> **Short task**: Transcribe every line exactly. Leave the pictures behind.

> **Source material**:
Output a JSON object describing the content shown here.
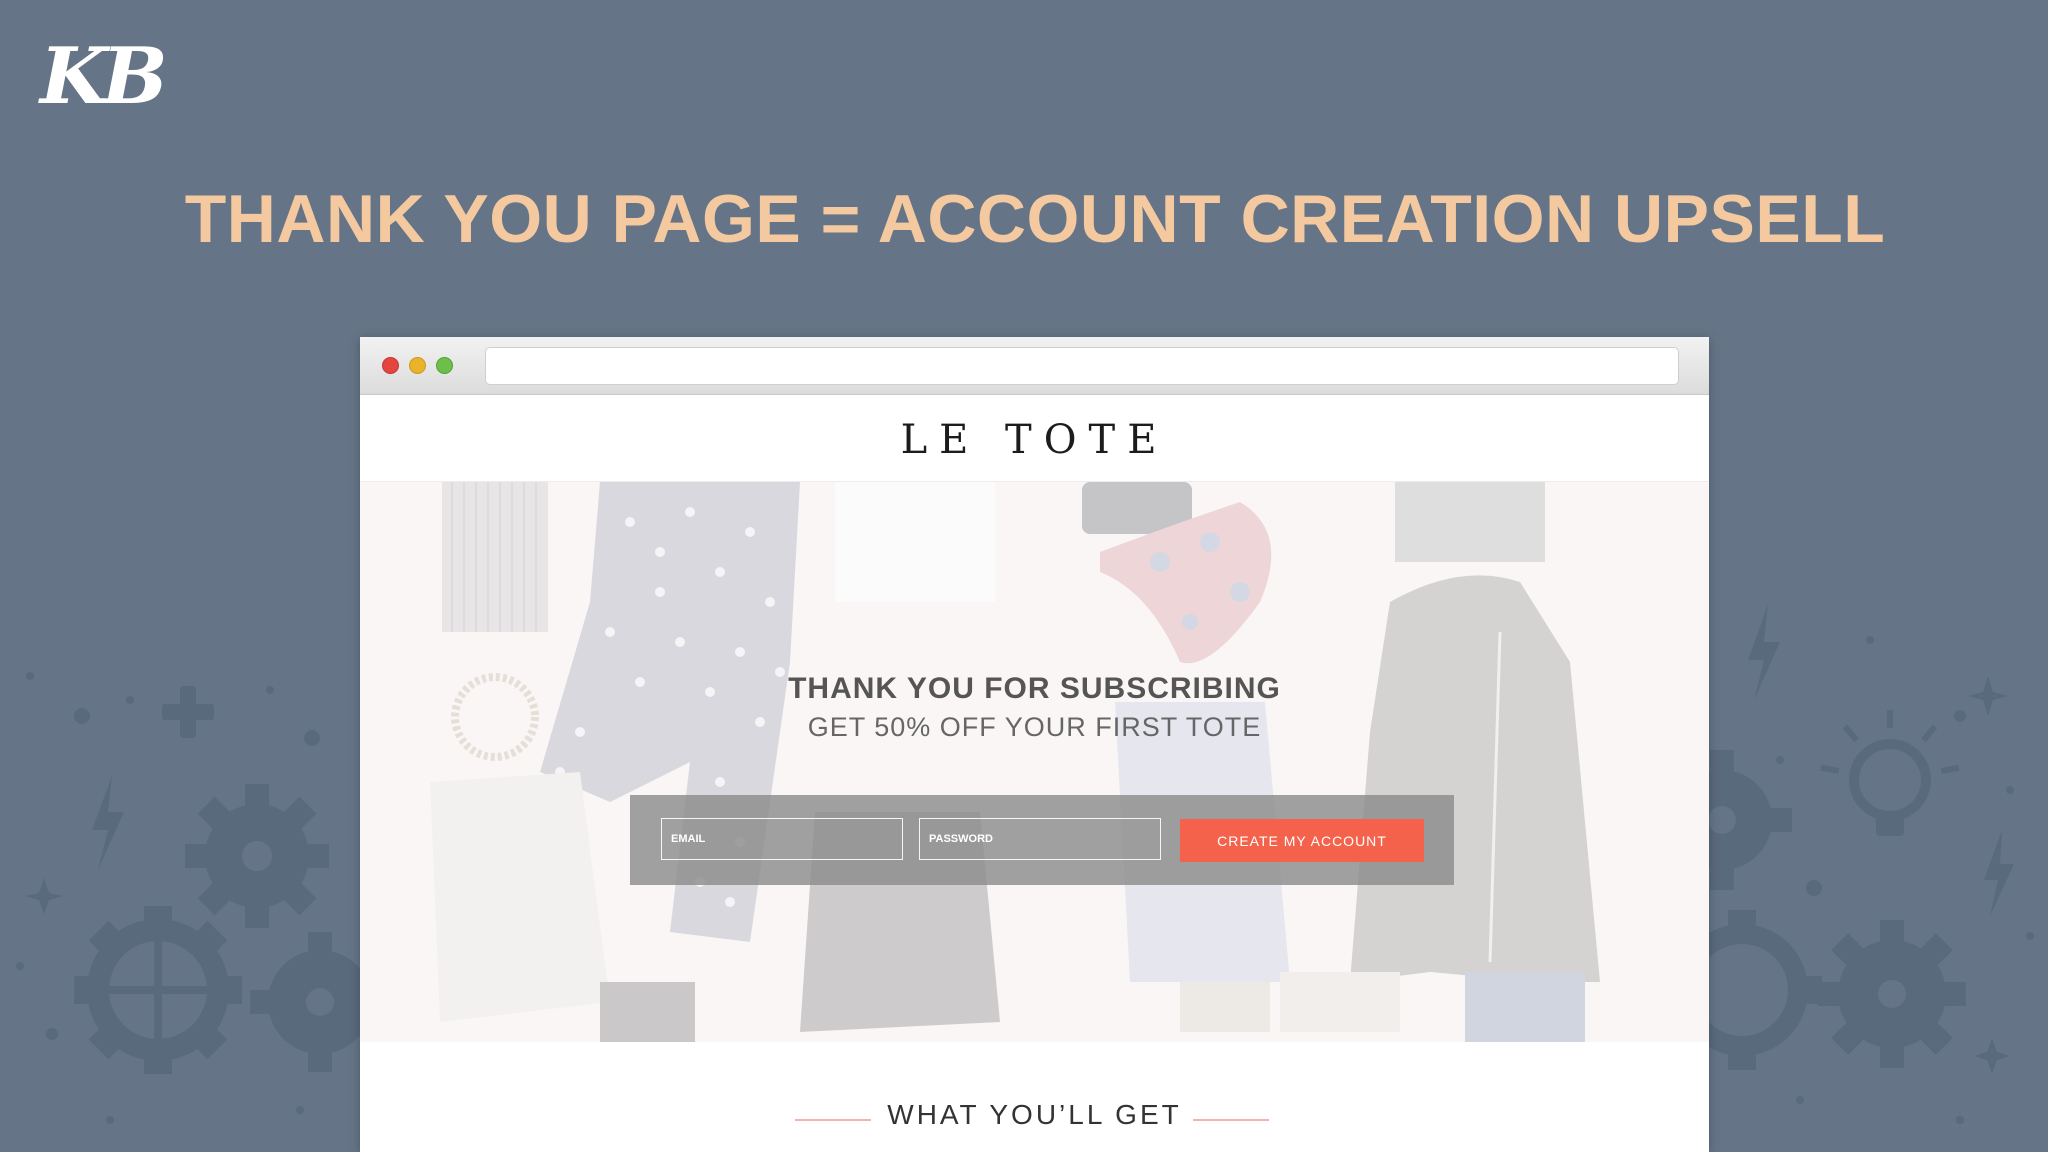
{
  "slide": {
    "logo_text": "KB",
    "headline": "THANK YOU PAGE = ACCOUNT CREATION UPSELL"
  },
  "browser": {
    "address_value": ""
  },
  "site": {
    "brand": "LE TOTE",
    "hero": {
      "title": "THANK YOU FOR SUBSCRIBING",
      "subtitle": "GET 50% OFF YOUR FIRST TOTE"
    },
    "form": {
      "email_placeholder": "EMAIL",
      "password_placeholder": "PASSWORD",
      "submit_label": "CREATE MY ACCOUNT"
    },
    "section_title": "WHAT YOU’LL GET"
  },
  "colors": {
    "background": "#657587",
    "headline": "#f4c9a0",
    "cta": "#f4624b"
  }
}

> **Exercise solution**:
Output a JSON object describing the content shown here.
{
  "slide": {
    "logo_text": "KB",
    "headline": "THANK YOU PAGE = ACCOUNT CREATION UPSELL"
  },
  "browser": {
    "address_value": ""
  },
  "site": {
    "brand": "LE TOTE",
    "hero": {
      "title": "THANK YOU FOR SUBSCRIBING",
      "subtitle": "GET 50% OFF YOUR FIRST TOTE"
    },
    "form": {
      "email_placeholder": "EMAIL",
      "password_placeholder": "PASSWORD",
      "submit_label": "CREATE MY ACCOUNT"
    },
    "section_title": "WHAT YOU’LL GET"
  },
  "colors": {
    "background": "#657587",
    "headline": "#f4c9a0",
    "cta": "#f4624b"
  }
}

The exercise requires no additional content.